Stated task — Copy every record below exactly.
--- Start of Data lines ---
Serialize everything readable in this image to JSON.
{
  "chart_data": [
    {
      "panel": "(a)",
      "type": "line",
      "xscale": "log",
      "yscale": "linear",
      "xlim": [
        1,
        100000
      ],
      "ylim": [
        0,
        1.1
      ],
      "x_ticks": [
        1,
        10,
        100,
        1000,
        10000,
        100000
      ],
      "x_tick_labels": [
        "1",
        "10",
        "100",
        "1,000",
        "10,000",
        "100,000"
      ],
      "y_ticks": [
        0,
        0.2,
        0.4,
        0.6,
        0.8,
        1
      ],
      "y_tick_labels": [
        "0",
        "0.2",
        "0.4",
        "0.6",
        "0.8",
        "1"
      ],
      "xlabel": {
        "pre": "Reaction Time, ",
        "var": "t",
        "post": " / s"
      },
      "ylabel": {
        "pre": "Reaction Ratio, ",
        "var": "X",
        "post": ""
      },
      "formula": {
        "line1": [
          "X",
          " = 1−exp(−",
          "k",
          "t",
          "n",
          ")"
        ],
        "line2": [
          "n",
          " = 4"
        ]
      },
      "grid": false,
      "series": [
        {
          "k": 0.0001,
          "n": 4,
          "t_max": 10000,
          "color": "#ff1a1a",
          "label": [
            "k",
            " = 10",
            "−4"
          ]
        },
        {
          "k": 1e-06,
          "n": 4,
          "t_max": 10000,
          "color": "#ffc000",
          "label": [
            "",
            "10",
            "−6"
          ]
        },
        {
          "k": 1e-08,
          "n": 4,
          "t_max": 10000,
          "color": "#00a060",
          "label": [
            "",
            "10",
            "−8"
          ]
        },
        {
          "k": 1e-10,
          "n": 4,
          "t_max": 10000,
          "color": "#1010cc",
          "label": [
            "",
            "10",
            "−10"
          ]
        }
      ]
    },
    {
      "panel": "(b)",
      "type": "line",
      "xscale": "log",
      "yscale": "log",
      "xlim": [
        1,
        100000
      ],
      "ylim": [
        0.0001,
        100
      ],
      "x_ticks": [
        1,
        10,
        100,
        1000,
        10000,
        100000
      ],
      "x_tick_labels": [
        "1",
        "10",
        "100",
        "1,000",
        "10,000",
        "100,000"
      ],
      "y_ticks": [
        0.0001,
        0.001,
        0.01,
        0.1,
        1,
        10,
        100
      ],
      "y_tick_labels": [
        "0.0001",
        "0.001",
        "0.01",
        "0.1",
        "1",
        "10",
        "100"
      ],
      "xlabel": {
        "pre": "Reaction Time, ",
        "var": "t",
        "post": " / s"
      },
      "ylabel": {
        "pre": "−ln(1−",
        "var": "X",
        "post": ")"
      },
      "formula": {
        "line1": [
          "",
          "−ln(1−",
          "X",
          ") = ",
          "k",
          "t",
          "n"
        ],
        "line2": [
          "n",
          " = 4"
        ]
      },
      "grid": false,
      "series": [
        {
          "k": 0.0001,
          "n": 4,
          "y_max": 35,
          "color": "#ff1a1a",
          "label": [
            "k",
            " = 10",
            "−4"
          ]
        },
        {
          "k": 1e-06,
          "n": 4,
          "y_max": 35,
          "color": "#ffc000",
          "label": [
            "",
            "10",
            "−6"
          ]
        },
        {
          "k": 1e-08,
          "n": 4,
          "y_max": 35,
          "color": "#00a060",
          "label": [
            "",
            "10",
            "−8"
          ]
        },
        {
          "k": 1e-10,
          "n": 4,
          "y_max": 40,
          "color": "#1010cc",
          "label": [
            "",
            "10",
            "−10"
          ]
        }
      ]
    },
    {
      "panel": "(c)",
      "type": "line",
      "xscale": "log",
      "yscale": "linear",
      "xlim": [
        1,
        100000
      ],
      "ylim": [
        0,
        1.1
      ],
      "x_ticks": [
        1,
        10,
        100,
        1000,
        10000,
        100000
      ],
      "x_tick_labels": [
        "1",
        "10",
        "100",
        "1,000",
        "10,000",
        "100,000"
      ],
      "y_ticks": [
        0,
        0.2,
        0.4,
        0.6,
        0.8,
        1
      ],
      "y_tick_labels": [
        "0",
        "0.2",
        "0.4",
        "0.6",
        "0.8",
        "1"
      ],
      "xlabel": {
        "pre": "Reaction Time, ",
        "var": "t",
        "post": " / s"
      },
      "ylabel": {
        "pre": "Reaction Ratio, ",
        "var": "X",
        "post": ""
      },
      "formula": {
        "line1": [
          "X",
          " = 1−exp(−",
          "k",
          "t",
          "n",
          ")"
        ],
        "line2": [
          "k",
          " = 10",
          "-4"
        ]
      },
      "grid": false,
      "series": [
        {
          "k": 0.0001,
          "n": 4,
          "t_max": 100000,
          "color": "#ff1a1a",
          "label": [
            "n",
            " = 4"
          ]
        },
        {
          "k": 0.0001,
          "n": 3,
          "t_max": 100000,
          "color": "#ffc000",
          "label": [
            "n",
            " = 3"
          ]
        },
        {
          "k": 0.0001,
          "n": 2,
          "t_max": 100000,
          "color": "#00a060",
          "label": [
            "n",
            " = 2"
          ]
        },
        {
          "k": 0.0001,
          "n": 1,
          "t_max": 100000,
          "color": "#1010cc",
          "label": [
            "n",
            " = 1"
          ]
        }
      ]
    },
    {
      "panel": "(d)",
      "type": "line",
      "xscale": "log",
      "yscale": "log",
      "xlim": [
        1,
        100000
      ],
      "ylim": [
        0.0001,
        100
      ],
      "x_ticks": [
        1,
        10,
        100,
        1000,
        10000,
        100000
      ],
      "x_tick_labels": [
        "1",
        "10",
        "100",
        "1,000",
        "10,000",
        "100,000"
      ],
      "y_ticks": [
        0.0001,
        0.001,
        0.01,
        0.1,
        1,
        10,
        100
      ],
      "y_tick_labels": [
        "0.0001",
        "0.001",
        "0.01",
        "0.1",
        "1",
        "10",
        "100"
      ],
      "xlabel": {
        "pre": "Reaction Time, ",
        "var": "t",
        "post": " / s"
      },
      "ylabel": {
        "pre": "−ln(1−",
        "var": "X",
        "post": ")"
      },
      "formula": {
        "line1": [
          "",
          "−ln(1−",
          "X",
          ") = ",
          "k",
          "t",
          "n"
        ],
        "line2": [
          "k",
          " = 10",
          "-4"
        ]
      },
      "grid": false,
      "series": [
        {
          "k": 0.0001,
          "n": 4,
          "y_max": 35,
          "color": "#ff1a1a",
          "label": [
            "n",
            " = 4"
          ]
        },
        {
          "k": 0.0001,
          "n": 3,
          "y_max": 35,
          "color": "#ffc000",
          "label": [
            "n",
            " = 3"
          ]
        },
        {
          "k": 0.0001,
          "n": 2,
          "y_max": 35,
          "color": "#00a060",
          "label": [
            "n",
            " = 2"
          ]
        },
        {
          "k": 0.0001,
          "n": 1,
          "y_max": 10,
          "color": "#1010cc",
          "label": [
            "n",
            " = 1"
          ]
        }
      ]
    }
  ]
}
--- End of Data lines ---
Exercise answer —
Serialize everything readable in this image to JSON.
{
  "chart_data": [
    {
      "panel": "(a)",
      "type": "line",
      "xscale": "log",
      "yscale": "linear",
      "xlim": [
        1,
        100000
      ],
      "ylim": [
        0,
        1.1
      ],
      "x_ticks": [
        1,
        10,
        100,
        1000,
        10000,
        100000
      ],
      "x_tick_labels": [
        "1",
        "10",
        "100",
        "1,000",
        "10,000",
        "100,000"
      ],
      "y_ticks": [
        0,
        0.2,
        0.4,
        0.6,
        0.8,
        1
      ],
      "y_tick_labels": [
        "0",
        "0.2",
        "0.4",
        "0.6",
        "0.8",
        "1"
      ],
      "xlabel": {
        "pre": "Reaction Time, ",
        "var": "t",
        "post": " / s"
      },
      "ylabel": {
        "pre": "Reaction Ratio, ",
        "var": "X",
        "post": ""
      },
      "formula": {
        "line1": [
          "X",
          " = 1−exp(−",
          "k",
          "t",
          "n",
          ")"
        ],
        "line2": [
          "n",
          " = 4"
        ]
      },
      "grid": false,
      "series": [
        {
          "k": 0.0001,
          "n": 4,
          "t_max": 10000,
          "color": "#ff1a1a",
          "label": [
            "k",
            " = 10",
            "−4"
          ]
        },
        {
          "k": 1e-06,
          "n": 4,
          "t_max": 10000,
          "color": "#ffc000",
          "label": [
            "",
            "10",
            "−6"
          ]
        },
        {
          "k": 1e-08,
          "n": 4,
          "t_max": 10000,
          "color": "#00a060",
          "label": [
            "",
            "10",
            "−8"
          ]
        },
        {
          "k": 1e-10,
          "n": 4,
          "t_max": 10000,
          "color": "#1010cc",
          "label": [
            "",
            "10",
            "−10"
          ]
        }
      ]
    },
    {
      "panel": "(b)",
      "type": "line",
      "xscale": "log",
      "yscale": "log",
      "xlim": [
        1,
        100000
      ],
      "ylim": [
        0.0001,
        100
      ],
      "x_ticks": [
        1,
        10,
        100,
        1000,
        10000,
        100000
      ],
      "x_tick_labels": [
        "1",
        "10",
        "100",
        "1,000",
        "10,000",
        "100,000"
      ],
      "y_ticks": [
        0.0001,
        0.001,
        0.01,
        0.1,
        1,
        10,
        100
      ],
      "y_tick_labels": [
        "0.0001",
        "0.001",
        "0.01",
        "0.1",
        "1",
        "10",
        "100"
      ],
      "xlabel": {
        "pre": "Reaction Time, ",
        "var": "t",
        "post": " / s"
      },
      "ylabel": {
        "pre": "−ln(1−",
        "var": "X",
        "post": ")"
      },
      "formula": {
        "line1": [
          "",
          "−ln(1−",
          "X",
          ") = ",
          "k",
          "t",
          "n"
        ],
        "line2": [
          "n",
          " = 4"
        ]
      },
      "grid": false,
      "series": [
        {
          "k": 0.0001,
          "n": 4,
          "y_max": 35,
          "color": "#ff1a1a",
          "label": [
            "k",
            " = 10",
            "−4"
          ]
        },
        {
          "k": 1e-06,
          "n": 4,
          "y_max": 35,
          "color": "#ffc000",
          "label": [
            "",
            "10",
            "−6"
          ]
        },
        {
          "k": 1e-08,
          "n": 4,
          "y_max": 35,
          "color": "#00a060",
          "label": [
            "",
            "10",
            "−8"
          ]
        },
        {
          "k": 1e-10,
          "n": 4,
          "y_max": 40,
          "color": "#1010cc",
          "label": [
            "",
            "10",
            "−10"
          ]
        }
      ]
    },
    {
      "panel": "(c)",
      "type": "line",
      "xscale": "log",
      "yscale": "linear",
      "xlim": [
        1,
        100000
      ],
      "ylim": [
        0,
        1.1
      ],
      "x_ticks": [
        1,
        10,
        100,
        1000,
        10000,
        100000
      ],
      "x_tick_labels": [
        "1",
        "10",
        "100",
        "1,000",
        "10,000",
        "100,000"
      ],
      "y_ticks": [
        0,
        0.2,
        0.4,
        0.6,
        0.8,
        1
      ],
      "y_tick_labels": [
        "0",
        "0.2",
        "0.4",
        "0.6",
        "0.8",
        "1"
      ],
      "xlabel": {
        "pre": "Reaction Time, ",
        "var": "t",
        "post": " / s"
      },
      "ylabel": {
        "pre": "Reaction Ratio, ",
        "var": "X",
        "post": ""
      },
      "formula": {
        "line1": [
          "X",
          " = 1−exp(−",
          "k",
          "t",
          "n",
          ")"
        ],
        "line2": [
          "k",
          " = 10",
          "-4"
        ]
      },
      "grid": false,
      "series": [
        {
          "k": 0.0001,
          "n": 4,
          "t_max": 100000,
          "color": "#ff1a1a",
          "label": [
            "n",
            " = 4"
          ]
        },
        {
          "k": 0.0001,
          "n": 3,
          "t_max": 100000,
          "color": "#ffc000",
          "label": [
            "n",
            " = 3"
          ]
        },
        {
          "k": 0.0001,
          "n": 2,
          "t_max": 100000,
          "color": "#00a060",
          "label": [
            "n",
            " = 2"
          ]
        },
        {
          "k": 0.0001,
          "n": 1,
          "t_max": 100000,
          "color": "#1010cc",
          "label": [
            "n",
            " = 1"
          ]
        }
      ]
    },
    {
      "panel": "(d)",
      "type": "line",
      "xscale": "log",
      "yscale": "log",
      "xlim": [
        1,
        100000
      ],
      "ylim": [
        0.0001,
        100
      ],
      "x_ticks": [
        1,
        10,
        100,
        1000,
        10000,
        100000
      ],
      "x_tick_labels": [
        "1",
        "10",
        "100",
        "1,000",
        "10,000",
        "100,000"
      ],
      "y_ticks": [
        0.0001,
        0.001,
        0.01,
        0.1,
        1,
        10,
        100
      ],
      "y_tick_labels": [
        "0.0001",
        "0.001",
        "0.01",
        "0.1",
        "1",
        "10",
        "100"
      ],
      "xlabel": {
        "pre": "Reaction Time, ",
        "var": "t",
        "post": " / s"
      },
      "ylabel": {
        "pre": "−ln(1−",
        "var": "X",
        "post": ")"
      },
      "formula": {
        "line1": [
          "",
          "−ln(1−",
          "X",
          ") = ",
          "k",
          "t",
          "n"
        ],
        "line2": [
          "k",
          " = 10",
          "-4"
        ]
      },
      "grid": false,
      "series": [
        {
          "k": 0.0001,
          "n": 4,
          "y_max": 35,
          "color": "#ff1a1a",
          "label": [
            "n",
            " = 4"
          ]
        },
        {
          "k": 0.0001,
          "n": 3,
          "y_max": 35,
          "color": "#ffc000",
          "label": [
            "n",
            " = 3"
          ]
        },
        {
          "k": 0.0001,
          "n": 2,
          "y_max": 35,
          "color": "#00a060",
          "label": [
            "n",
            " = 2"
          ]
        },
        {
          "k": 0.0001,
          "n": 1,
          "y_max": 10,
          "color": "#1010cc",
          "label": [
            "n",
            " = 1"
          ]
        }
      ]
    }
  ]
}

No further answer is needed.